··· Data entries ···
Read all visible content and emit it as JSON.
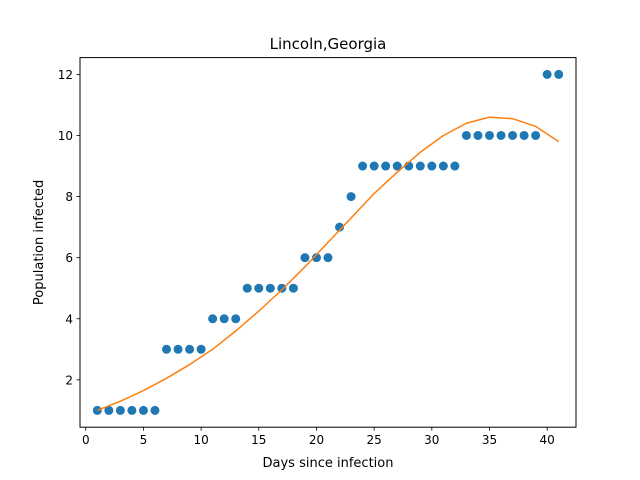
{
  "chart_data": {
    "type": "scatter",
    "title": "Lincoln,Georgia",
    "xlabel": "Days since infection",
    "ylabel": "Population infected",
    "xlim": [
      -0.5,
      42.5
    ],
    "ylim": [
      0.45,
      12.55
    ],
    "xticks": [
      0,
      5,
      10,
      15,
      20,
      25,
      30,
      35,
      40
    ],
    "yticks": [
      2,
      4,
      6,
      8,
      10,
      12
    ],
    "grid": false,
    "series": [
      {
        "kind": "scatter",
        "color": "#1f77b4",
        "x": [
          1,
          2,
          3,
          4,
          5,
          6,
          7,
          8,
          9,
          10,
          11,
          12,
          13,
          14,
          15,
          16,
          17,
          18,
          19,
          20,
          21,
          22,
          23,
          24,
          25,
          26,
          27,
          28,
          29,
          30,
          31,
          32,
          33,
          34,
          35,
          36,
          37,
          38,
          39,
          40,
          41
        ],
        "y": [
          1,
          1,
          1,
          1,
          1,
          1,
          3,
          3,
          3,
          3,
          4,
          4,
          4,
          5,
          5,
          5,
          5,
          5,
          6,
          6,
          6,
          7,
          8,
          9,
          9,
          9,
          9,
          9,
          9,
          9,
          9,
          9,
          10,
          10,
          10,
          10,
          10,
          10,
          10,
          12,
          12
        ]
      },
      {
        "kind": "line",
        "color": "#ff7f0e",
        "x": [
          1,
          3,
          5,
          7,
          9,
          11,
          13,
          15,
          17,
          19,
          21,
          23,
          25,
          27,
          29,
          31,
          33,
          35,
          37,
          39,
          41
        ],
        "y": [
          1.0,
          1.3,
          1.65,
          2.05,
          2.5,
          3.0,
          3.6,
          4.25,
          4.95,
          5.7,
          6.5,
          7.3,
          8.1,
          8.8,
          9.45,
          10.0,
          10.4,
          10.6,
          10.55,
          10.3,
          9.8
        ]
      }
    ]
  }
}
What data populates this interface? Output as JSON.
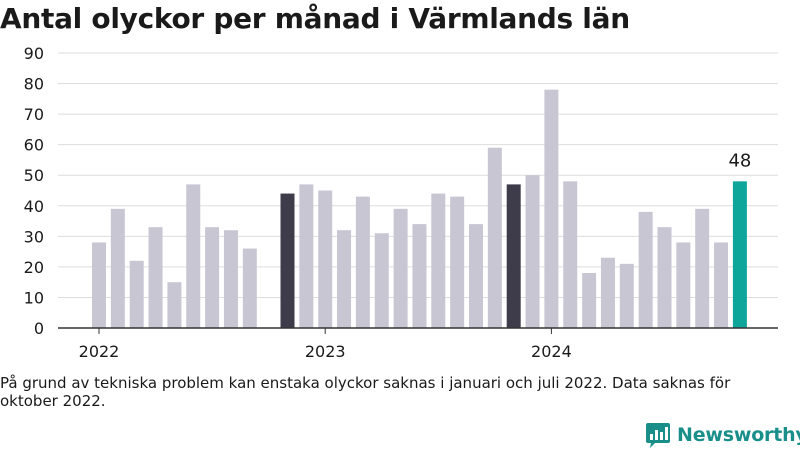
{
  "title": "Antal olyckor per månad i Värmlands län",
  "footnote": "På grund av tekniska problem kan enstaka olyckor saknas i januari och juli 2022. Data saknas för oktober 2022.",
  "brand": {
    "name": "Newsworthy",
    "icon": "newsworthy-logo-icon"
  },
  "colors": {
    "default_bar": "#c8c6d3",
    "dark_bar": "#3e3c4a",
    "highlight_bar": "#0ea59a",
    "grid": "#dddddd",
    "axis": "#333333",
    "brand": "#1a8f8a"
  },
  "chart_data": {
    "type": "bar",
    "x_tick_labels": [
      "2022",
      "2023",
      "2024"
    ],
    "y_ticks": [
      0,
      10,
      20,
      30,
      40,
      50,
      60,
      70,
      80,
      90
    ],
    "ylim": [
      0,
      90
    ],
    "grid": true,
    "annotations": [
      {
        "category": "2024-11",
        "text": "48"
      }
    ],
    "categories": [
      "2022-01",
      "2022-02",
      "2022-03",
      "2022-04",
      "2022-05",
      "2022-06",
      "2022-07",
      "2022-08",
      "2022-09",
      "2022-10",
      "2022-11",
      "2022-12",
      "2023-01",
      "2023-02",
      "2023-03",
      "2023-04",
      "2023-05",
      "2023-06",
      "2023-07",
      "2023-08",
      "2023-09",
      "2023-10",
      "2023-11",
      "2023-12",
      "2024-01",
      "2024-02",
      "2024-03",
      "2024-04",
      "2024-05",
      "2024-06",
      "2024-07",
      "2024-08",
      "2024-09",
      "2024-10",
      "2024-11"
    ],
    "values": [
      28,
      39,
      22,
      33,
      15,
      47,
      33,
      32,
      26,
      null,
      44,
      47,
      45,
      32,
      43,
      31,
      39,
      34,
      44,
      43,
      34,
      59,
      47,
      50,
      78,
      48,
      18,
      23,
      21,
      38,
      33,
      28,
      39,
      28,
      48
    ],
    "bar_colors": [
      "default",
      "default",
      "default",
      "default",
      "default",
      "default",
      "default",
      "default",
      "default",
      "default",
      "dark",
      "default",
      "default",
      "default",
      "default",
      "default",
      "default",
      "default",
      "default",
      "default",
      "default",
      "default",
      "dark",
      "default",
      "default",
      "default",
      "default",
      "default",
      "default",
      "default",
      "default",
      "default",
      "default",
      "default",
      "highlight"
    ]
  }
}
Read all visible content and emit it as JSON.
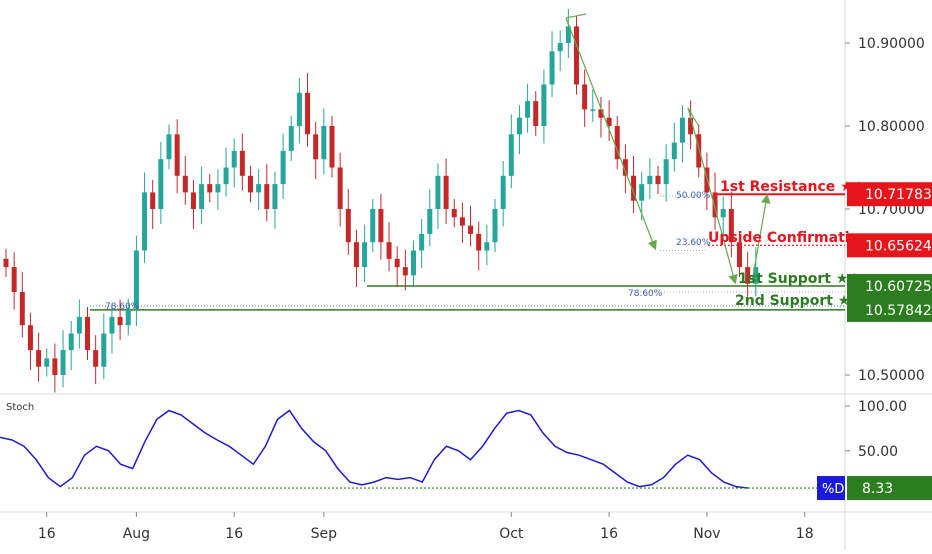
{
  "chart_data": [
    {
      "type": "candlestick",
      "title": "",
      "ylim": [
        10.48,
        10.935
      ],
      "y_ticks": [
        {
          "value": 10.9,
          "label": "10.90000"
        },
        {
          "value": 10.8,
          "label": "10.80000"
        },
        {
          "value": 10.7,
          "label": "10.70000"
        },
        {
          "value": 10.5,
          "label": "10.50000"
        }
      ],
      "x_ticks": [
        {
          "index": 5,
          "label": "16"
        },
        {
          "index": 16,
          "label": "Aug"
        },
        {
          "index": 28,
          "label": "16"
        },
        {
          "index": 39,
          "label": "Sep"
        },
        {
          "index": 62,
          "label": "Oct"
        },
        {
          "index": 74,
          "label": "16"
        },
        {
          "index": 86,
          "label": "Nov"
        },
        {
          "index": 98,
          "label": "18"
        }
      ],
      "series": [
        {
          "close": [
            10.63,
            10.6,
            10.56,
            10.53,
            10.51,
            10.52,
            10.5,
            10.53,
            10.55,
            10.57,
            10.53,
            10.51,
            10.55,
            10.57,
            10.56,
            10.58,
            10.65,
            10.72,
            10.7,
            10.76,
            10.79,
            10.74,
            10.72,
            10.7,
            10.73,
            10.72,
            10.73,
            10.75,
            10.77,
            10.74,
            10.72,
            10.73,
            10.7,
            10.73,
            10.77,
            10.8,
            10.84,
            10.79,
            10.76,
            10.8,
            10.75,
            10.7,
            10.66,
            10.63,
            10.66,
            10.7,
            10.66,
            10.64,
            10.63,
            10.62,
            10.65,
            10.67,
            10.7,
            10.74,
            10.7,
            10.69,
            10.68,
            10.67,
            10.65,
            10.66,
            10.7,
            10.74,
            10.79,
            10.81,
            10.83,
            10.8,
            10.85,
            10.89,
            10.9,
            10.92,
            10.85,
            10.82,
            10.82,
            10.81,
            10.8,
            10.76,
            10.74,
            10.71,
            10.73,
            10.74,
            10.73,
            10.76,
            10.78,
            10.81,
            10.79,
            10.75,
            10.72,
            10.69,
            10.7,
            10.66,
            10.63,
            10.61,
            10.63
          ]
        }
      ],
      "horizontal_levels": [
        {
          "name": "1st Resistance ★★",
          "value": "10.71783",
          "color": "#e8141c"
        },
        {
          "name": "Upside Confirmation",
          "value": "10.65624",
          "color": "#e8141c"
        },
        {
          "name": "1st Support ★★",
          "value": "10.60725",
          "color": "#2b7d1f"
        },
        {
          "name": "2nd Support ★★",
          "value": "10.57842",
          "color": "#2b7d1f"
        }
      ],
      "fib_labels": [
        "78.60%",
        "78.60%",
        "50.00%",
        "23.60%"
      ],
      "colors": {
        "up": "#26a69a",
        "down": "#c62828",
        "resistance": "#e8141c",
        "support": "#2b7d1f",
        "fib": "#3a5fb0",
        "arrow": "#6aa84f"
      }
    },
    {
      "type": "line",
      "title": "Stoch",
      "ylim": [
        0,
        100
      ],
      "y_ticks": [
        {
          "value": 100,
          "label": "100.00"
        },
        {
          "value": 50,
          "label": "50.00"
        }
      ],
      "series": [
        {
          "name": "%D",
          "values": [
            65,
            62,
            55,
            40,
            20,
            10,
            20,
            45,
            55,
            50,
            35,
            30,
            60,
            85,
            95,
            90,
            80,
            70,
            62,
            55,
            45,
            35,
            55,
            85,
            95,
            75,
            60,
            50,
            30,
            15,
            12,
            15,
            20,
            18,
            20,
            15,
            40,
            55,
            50,
            40,
            55,
            75,
            92,
            95,
            90,
            70,
            55,
            48,
            45,
            40,
            35,
            25,
            15,
            10,
            12,
            20,
            35,
            45,
            40,
            25,
            15,
            10,
            8.33
          ],
          "last_value": "8.33"
        }
      ],
      "dotted_level": 8.33,
      "line_color": "#1a1adb",
      "label_box_color": "#1a1adb",
      "value_box_color": "#2b7d1f"
    }
  ]
}
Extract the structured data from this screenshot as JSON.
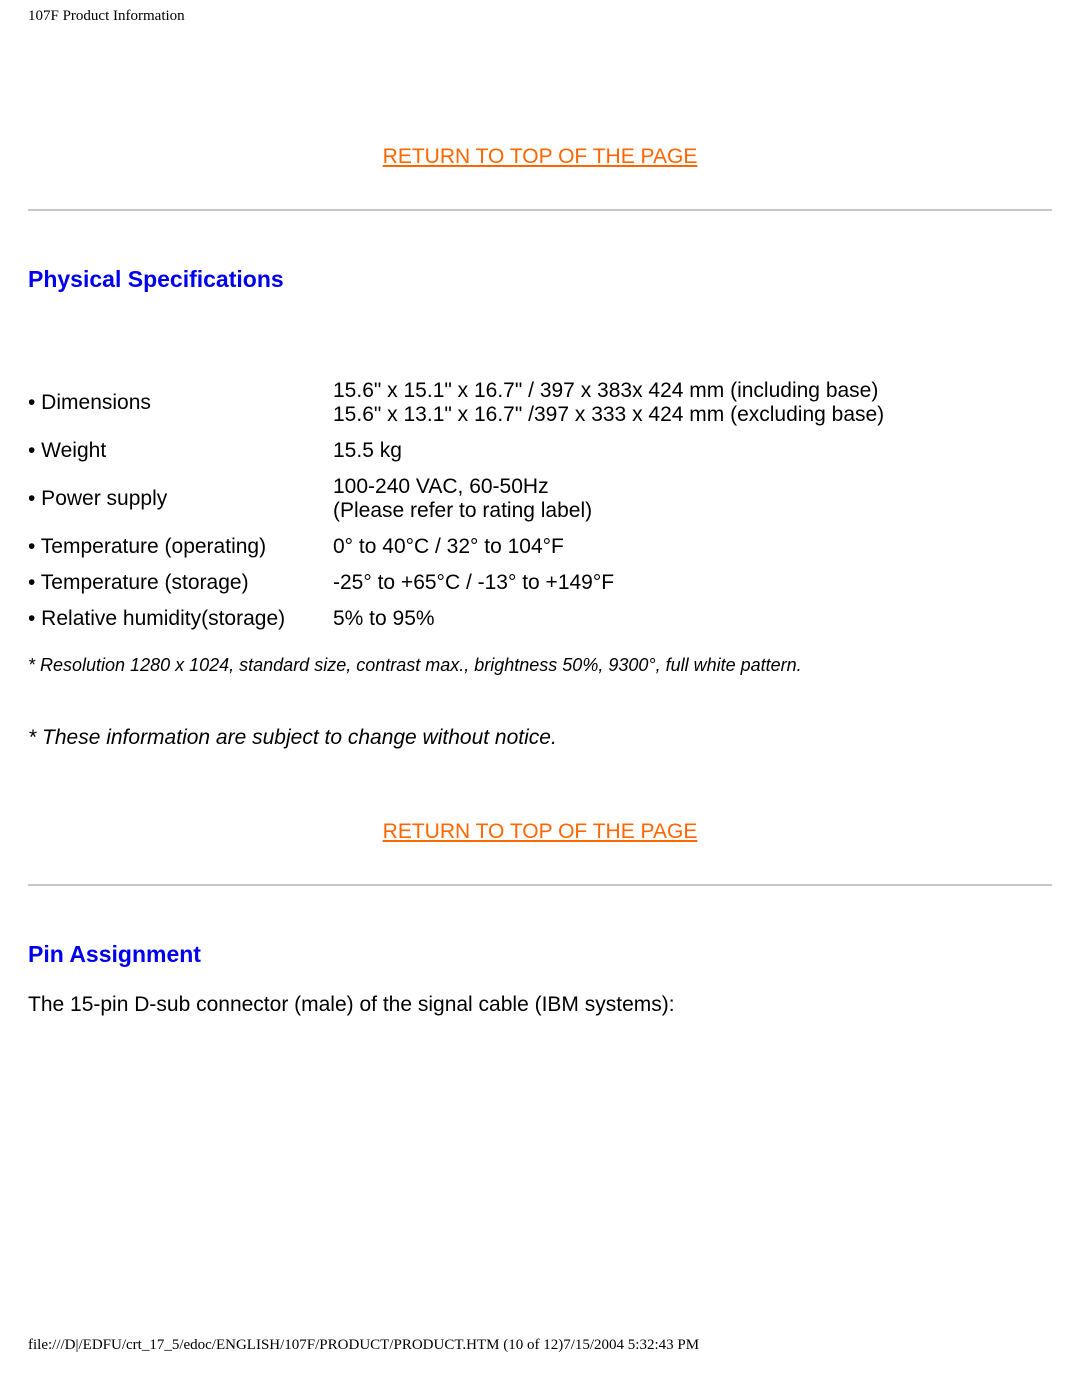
{
  "header": {
    "title": "107F Product Information"
  },
  "links": {
    "return_top": "RETURN TO TOP OF THE PAGE"
  },
  "sections": {
    "phys_spec": {
      "heading": "Physical Specifications"
    },
    "pin_assign": {
      "heading": "Pin Assignment",
      "intro": "The 15-pin D-sub connector (male) of the signal cable (IBM systems):"
    }
  },
  "spec_table": {
    "rows": [
      {
        "label": "• Dimensions",
        "line1": "15.6\" x 15.1\" x 16.7\" / 397 x 383x 424 mm (including base)",
        "line2": "15.6\" x 13.1\" x 16.7\" /397 x 333 x 424 mm (excluding base)"
      },
      {
        "label": "• Weight",
        "value": "15.5 kg"
      },
      {
        "label": "• Power supply",
        "line1": "100-240 VAC, 60-50Hz",
        "line2": "(Please refer to rating label)"
      },
      {
        "label": "• Temperature (operating)",
        "value": "0° to 40°C / 32° to 104°F"
      },
      {
        "label": "• Temperature (storage)",
        "value": "-25° to +65°C / -13° to +149°F"
      },
      {
        "label": "• Relative humidity(storage)",
        "value": "5% to 95%"
      }
    ],
    "footnote1": "* Resolution 1280 x 1024, standard size, contrast max., brightness 50%, 9300°, full white pattern.",
    "footnote2": "* These information are subject to change without notice."
  },
  "footer": {
    "path": "file:///D|/EDFU/crt_17_5/edoc/ENGLISH/107F/PRODUCT/PRODUCT.HTM (10 of 12)7/15/2004 5:32:43 PM"
  },
  "colors": {
    "link": "#ff6600",
    "heading": "#0000ee",
    "text": "#000000",
    "hr": "#c8c8c8",
    "background": "#ffffff"
  }
}
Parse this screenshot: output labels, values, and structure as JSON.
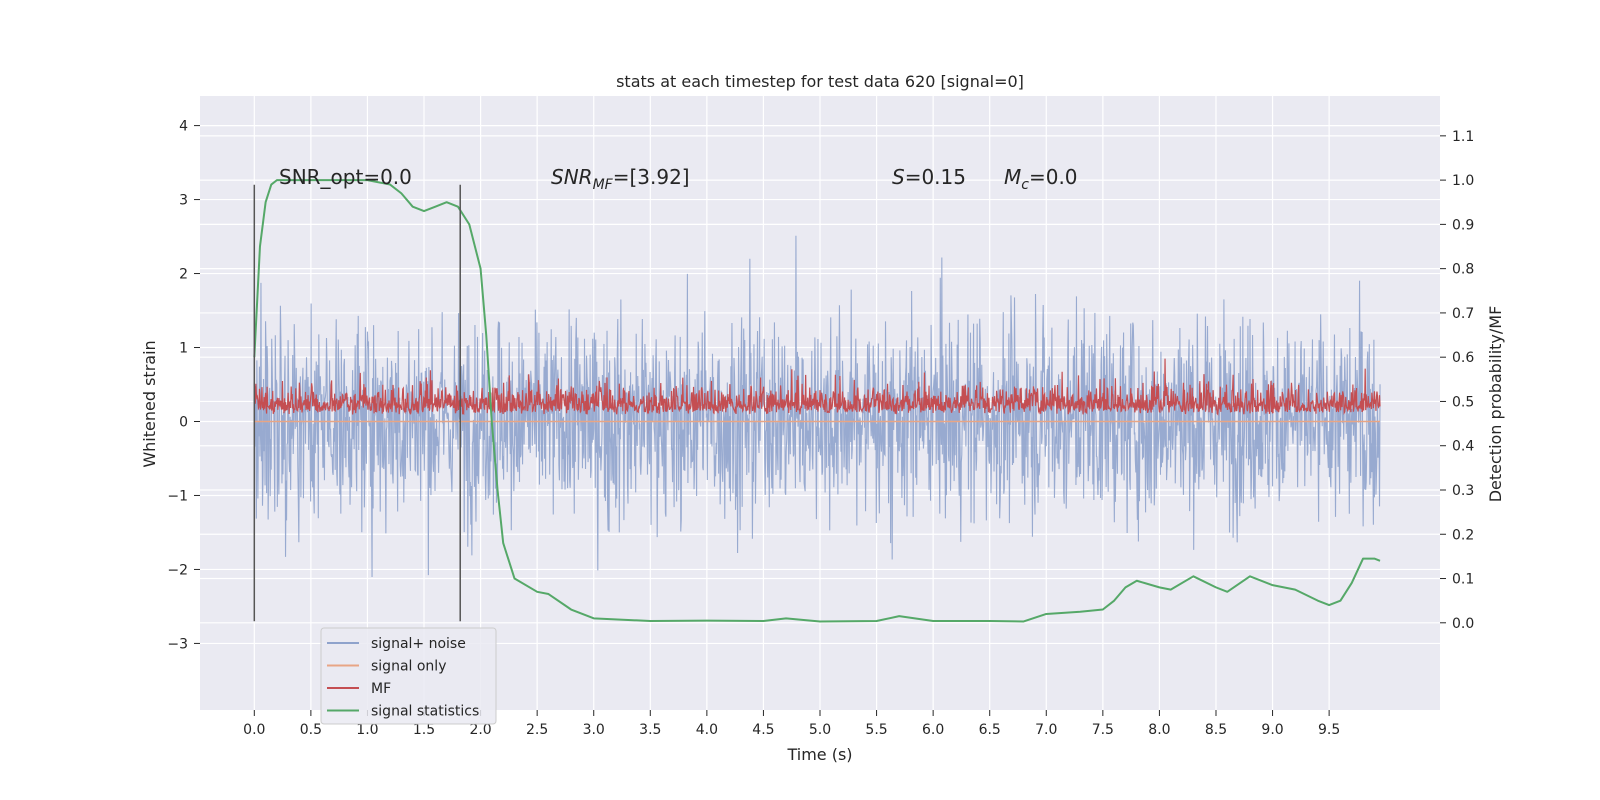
{
  "chart_data": {
    "type": "line",
    "title": "stats at each timestep for test data 620 [signal=0]",
    "xlabel": "Time (s)",
    "ylabel_left": "Whitened strain",
    "ylabel_right": "Detection probability/MF",
    "xlim": [
      -0.48,
      10.48
    ],
    "ylim_left": [
      -3.9,
      4.4
    ],
    "ylim_right": [
      -0.197,
      1.19
    ],
    "xticks": [
      "0.0",
      "0.5",
      "1.0",
      "1.5",
      "2.0",
      "2.5",
      "3.0",
      "3.5",
      "4.0",
      "4.5",
      "5.0",
      "5.5",
      "6.0",
      "6.5",
      "7.0",
      "7.5",
      "8.0",
      "8.5",
      "9.0",
      "9.5"
    ],
    "yticks_left": [
      "4",
      "3",
      "2",
      "1",
      "0",
      "−1",
      "−2",
      "−3"
    ],
    "yticks_right": [
      "1.1",
      "1.0",
      "0.9",
      "0.8",
      "0.7",
      "0.6",
      "0.5",
      "0.4",
      "0.3",
      "0.2",
      "0.1",
      "0.0"
    ],
    "grid": true,
    "legend_position": "lower-left",
    "annotations": {
      "snr_opt": "SNR_opt=0.0",
      "snr_mf_base": "SNR",
      "snr_mf_sub": "MF",
      "snr_mf_rest": "=[3.92]",
      "s_base": "S",
      "s_rest": "=0.15",
      "mc_base": "M",
      "mc_sub": "c",
      "mc_rest": "=0.0"
    },
    "vlines_x": [
      0.0,
      1.82
    ],
    "vline_range_left": [
      -2.7,
      3.2
    ],
    "series": [
      {
        "name": "signal+ noise",
        "color": "#8fa3cc",
        "axis": "left",
        "kind": "noise",
        "range": [
          -3.5,
          4.0
        ]
      },
      {
        "name": "signal only",
        "color": "#e8a585",
        "axis": "left",
        "kind": "flat",
        "value": 0.0
      },
      {
        "name": "MF",
        "color": "#c44e52",
        "axis": "right",
        "kind": "noise",
        "range": [
          0.47,
          0.6
        ]
      },
      {
        "name": "signal statistics",
        "color": "#55a868",
        "axis": "right",
        "kind": "line",
        "x": [
          0.0,
          0.05,
          0.1,
          0.15,
          0.2,
          0.4,
          0.7,
          1.0,
          1.2,
          1.3,
          1.4,
          1.5,
          1.6,
          1.7,
          1.8,
          1.9,
          2.0,
          2.05,
          2.1,
          2.15,
          2.2,
          2.3,
          2.5,
          2.6,
          2.8,
          3.0,
          3.5,
          4.0,
          4.5,
          4.7,
          5.0,
          5.5,
          5.7,
          6.0,
          6.5,
          6.8,
          7.0,
          7.3,
          7.5,
          7.6,
          7.7,
          7.8,
          8.0,
          8.1,
          8.3,
          8.5,
          8.6,
          8.8,
          9.0,
          9.2,
          9.4,
          9.5,
          9.6,
          9.7,
          9.8,
          9.9,
          9.95
        ],
        "y": [
          0.6,
          0.85,
          0.95,
          0.99,
          1.0,
          1.0,
          1.0,
          1.0,
          0.99,
          0.97,
          0.94,
          0.93,
          0.94,
          0.95,
          0.94,
          0.9,
          0.8,
          0.65,
          0.45,
          0.3,
          0.18,
          0.1,
          0.07,
          0.065,
          0.03,
          0.01,
          0.004,
          0.005,
          0.004,
          0.01,
          0.003,
          0.004,
          0.015,
          0.004,
          0.004,
          0.003,
          0.02,
          0.025,
          0.03,
          0.05,
          0.08,
          0.095,
          0.08,
          0.075,
          0.105,
          0.08,
          0.07,
          0.105,
          0.085,
          0.075,
          0.05,
          0.04,
          0.05,
          0.09,
          0.145,
          0.145,
          0.14
        ]
      }
    ]
  }
}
···
• _Aim_:
Determine how many lines contain the word "grid" and reply with that number alone.

• _In response_:
4